Task details -
Continue the article about the footballer Giuseppe Virgili, starting right after its last sentence.
::: Text excerpt :::
Giuseppe Virgili

Personal information
- Date of birth: 24 July 1935
- Place of birth: Udine, Italy
- Date of death: 10 June 2016 (aged 80)
- Place of death: Florence, Italy
- Position: Forward

Senior career*
- Years: Team / Apps / (Gls)
- 1952–1954: Udinese / 35 / (9)
- 1954–1958: Fiorentina / 101 / (55)
- 1958–1960: Torino / 56 / (30)
- 1960–1962: Bari / 35 / (9)
- 1962–1965: Livorno / 71 / (25)
- 1965–1966: Taranto / 6 / (0)
- Total:  / 304 / (128)

International career
- 1955–1957: Italy / 7 / (2)

= Giuseppe Virgili =

Italian footballer (1935–2016)

Giuseppe Virgili (/it/; 24 July 1935 – 10 June 2016) was an Italian footballer who played as a forward.
::: Supplied records :::
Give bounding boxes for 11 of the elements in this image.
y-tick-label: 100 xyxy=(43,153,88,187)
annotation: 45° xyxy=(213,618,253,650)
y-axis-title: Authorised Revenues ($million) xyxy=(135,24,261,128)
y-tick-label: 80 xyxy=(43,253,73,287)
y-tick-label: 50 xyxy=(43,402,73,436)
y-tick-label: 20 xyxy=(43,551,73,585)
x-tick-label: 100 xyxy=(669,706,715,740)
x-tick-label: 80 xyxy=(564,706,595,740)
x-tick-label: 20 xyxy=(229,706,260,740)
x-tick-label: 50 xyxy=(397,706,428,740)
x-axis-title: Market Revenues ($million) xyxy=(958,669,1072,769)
:::
Exercise output -
==Club career==
Born in Udine, Virgili played for Udinese, Fiorentina, Torino, Bari, Livorno and Taranto at club level.

==International career==
Virgili also scored two goals in seven appearances for the national team between 1955 and 1957.

==Later life and death==
Virgili died in hospital at the age of 80, following an illness. He was inducted into the Fiorentina Hall of Fame in 2013.